** Begin **

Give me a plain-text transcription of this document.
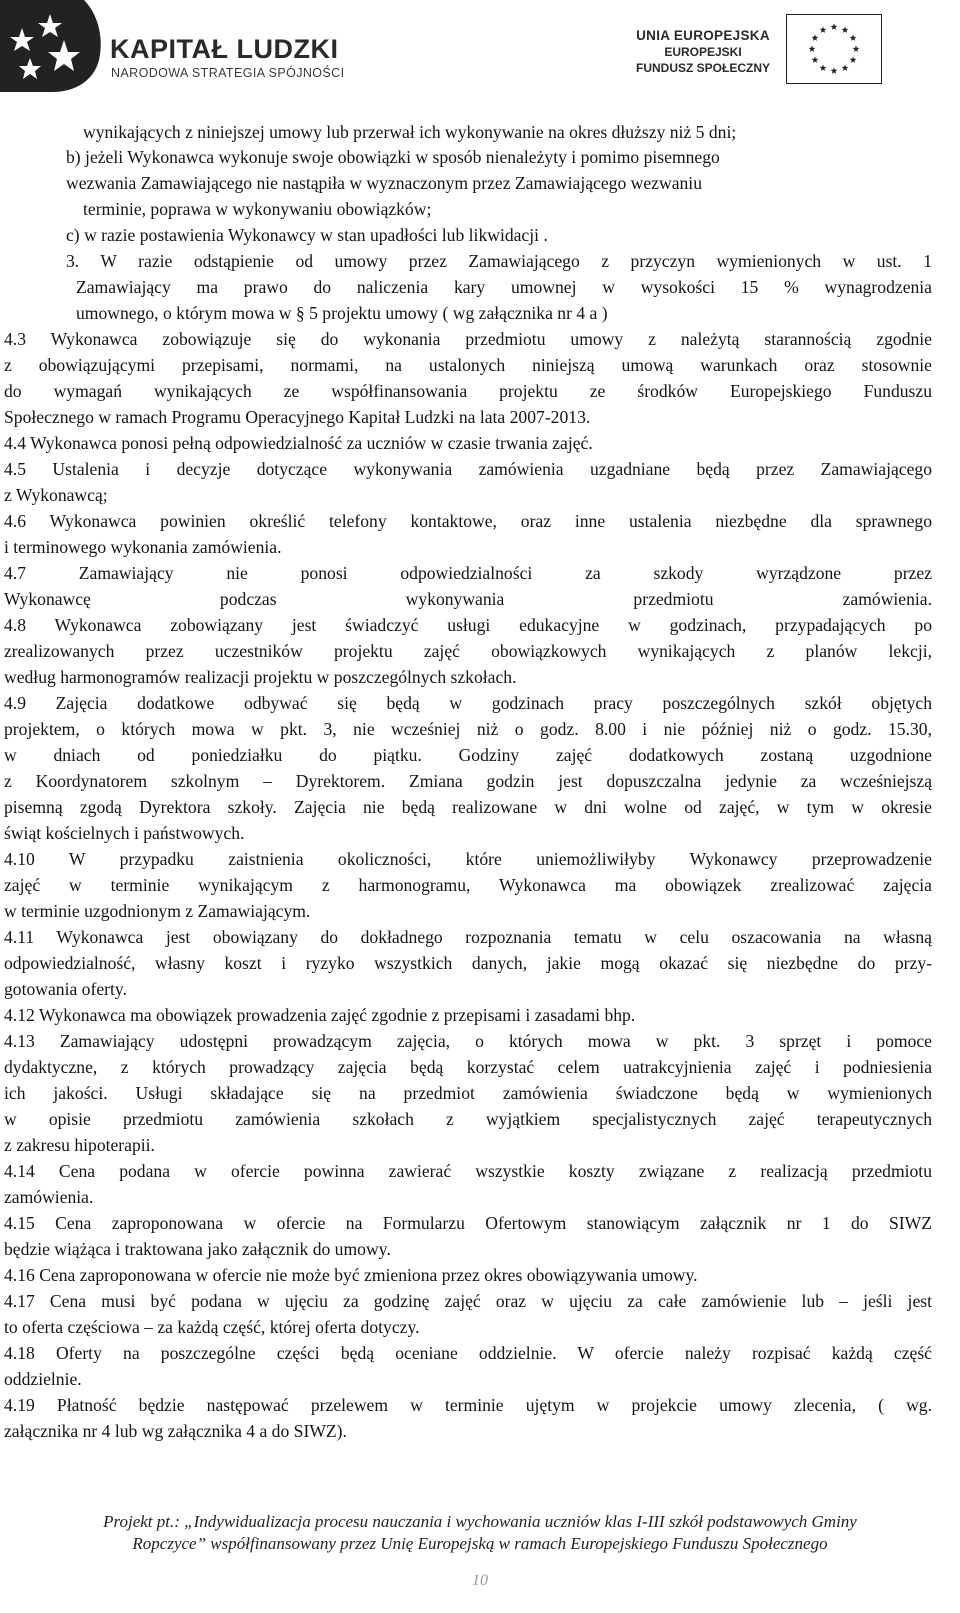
KAPITAŁ LUDZKI
NARODOWA STRATEGIA SPÓJNOŚCI
UNIA EUROPEJSKA
EUROPEJSKI
FUNDUSZ SPOŁECZNY
wynikających z niniejszej umowy lub przerwał ich wykonywanie na okres dłuższy niż 5 dni;
b) jeżeli Wykonawca wykonuje swoje obowiązki w sposób nienależyty i pomimo pisemnego
wezwania Zamawiającego nie nastąpiła w wyznaczonym przez Zamawiającego wezwaniu
terminie, poprawa w wykonywaniu obowiązków;
c) w razie postawienia Wykonawcy w stan upadłości lub likwidacji .
3. W razie odstąpienie od umowy przez Zamawiającego z przyczyn wymienionych w ust. 1
Zamawiający ma prawo do naliczenia kary umownej w wysokości 15 % wynagrodzenia
umownego, o którym mowa w § 5 projektu umowy ( wg załącznika nr 4 a )
4.3 Wykonawca zobowiązuje się do wykonania przedmiotu umowy z należytą starannością zgodnie
z obowiązującymi przepisami, normami, na ustalonych niniejszą umową warunkach oraz stosownie
do wymagań wynikających ze współfinansowania projektu ze środków Europejskiego Funduszu
Społecznego w ramach Programu Operacyjnego Kapitał Ludzki na lata 2007-2013.
4.4 Wykonawca ponosi pełną odpowiedzialność za uczniów w czasie trwania zajęć.
4.5 Ustalenia i decyzje dotyczące wykonywania zamówienia uzgadniane będą przez Zamawiającego
z Wykonawcą;
4.6 Wykonawca powinien określić telefony kontaktowe, oraz inne ustalenia niezbędne dla sprawnego
i terminowego wykonania zamówienia.
4.7 Zamawiający nie ponosi odpowiedzialności za szkody wyrządzone przez
Wykonawcę podczas wykonywania przedmiotu zamówienia.
4.8 Wykonawca zobowiązany jest świadczyć usługi edukacyjne w godzinach, przypadających po
zrealizowanych przez uczestników projektu zajęć obowiązkowych wynikających z planów lekcji,
według harmonogramów realizacji projektu w poszczególnych szkołach.
4.9 Zajęcia dodatkowe odbywać się będą w godzinach pracy poszczególnych szkół objętych
projektem, o których mowa w pkt. 3, nie wcześniej niż o godz. 8.00 i nie później niż o godz. 15.30,
w dniach od poniedziałku do piątku. Godziny zajęć dodatkowych zostaną uzgodnione
z Koordynatorem szkolnym – Dyrektorem. Zmiana godzin jest dopuszczalna jedynie za wcześniejszą
pisemną zgodą Dyrektora szkoły. Zajęcia nie będą realizowane w dni wolne od zajęć, w tym w okresie
świąt kościelnych i państwowych.
4.10 W przypadku zaistnienia okoliczności, które uniemożliwiłyby Wykonawcy przeprowadzenie
zajęć w terminie wynikającym z harmonogramu, Wykonawca ma obowiązek zrealizować zajęcia
w terminie uzgodnionym z Zamawiającym.
4.11 Wykonawca jest obowiązany do dokładnego rozpoznania tematu w celu oszacowania na własną
odpowiedzialność, własny koszt i ryzyko wszystkich danych, jakie mogą okazać się niezbędne do przy-
gotowania oferty.
4.12 Wykonawca ma obowiązek prowadzenia zajęć zgodnie z przepisami i zasadami bhp.
4.13 Zamawiający udostępni prowadzącym zajęcia, o których mowa w pkt. 3 sprzęt i pomoce
dydaktyczne, z których prowadzący zajęcia będą korzystać celem uatrakcyjnienia zajęć i podniesienia
ich jakości. Usługi składające się na przedmiot zamówienia świadczone będą w wymienionych
w opisie przedmiotu zamówienia szkołach z wyjątkiem specjalistycznych zajęć terapeutycznych
z zakresu hipoterapii.
4.14 Cena podana w ofercie powinna zawierać wszystkie koszty związane z realizacją przedmiotu
zamówienia.
4.15 Cena zaproponowana w ofercie na Formularzu Ofertowym stanowiącym załącznik nr 1 do SIWZ
będzie wiążąca i traktowana jako załącznik do umowy.
4.16 Cena zaproponowana w ofercie nie może być zmieniona przez okres obowiązywania umowy.
4.17 Cena musi być podana w ujęciu za godzinę zajęć oraz w ujęciu za całe zamówienie lub – jeśli jest
to oferta częściowa – za każdą część, której oferta dotyczy.
4.18 Oferty na poszczególne części będą oceniane oddzielnie. W ofercie należy rozpisać każdą część
oddzielnie.
4.19 Płatność będzie następować przelewem w terminie ujętym w projekcie umowy zlecenia, ( wg.
załącznika nr 4 lub wg załącznika 4 a do SIWZ).
Projekt pt.: „Indywidualizacja procesu nauczania i wychowania uczniów klas I-III szkół podstawowych Gminy
Ropczyce” współfinansowany przez Unię Europejską w ramach Europejskiego Funduszu Społecznego
10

** End **

Pick out the lines that include the word "mowa" and write them out.

> Expected answer
umownego, o którym mowa w § 5 projektu umowy ( wg załącznika nr 4 a )
projektem, o których mowa w pkt. 3, nie wcześniej niż o godz. 8.00 i nie później niż o godz. 15.30,
4.13 Zamawiający udostępni prowadzącym zajęcia, o których mowa w pkt. 3 sprzęt i pomoce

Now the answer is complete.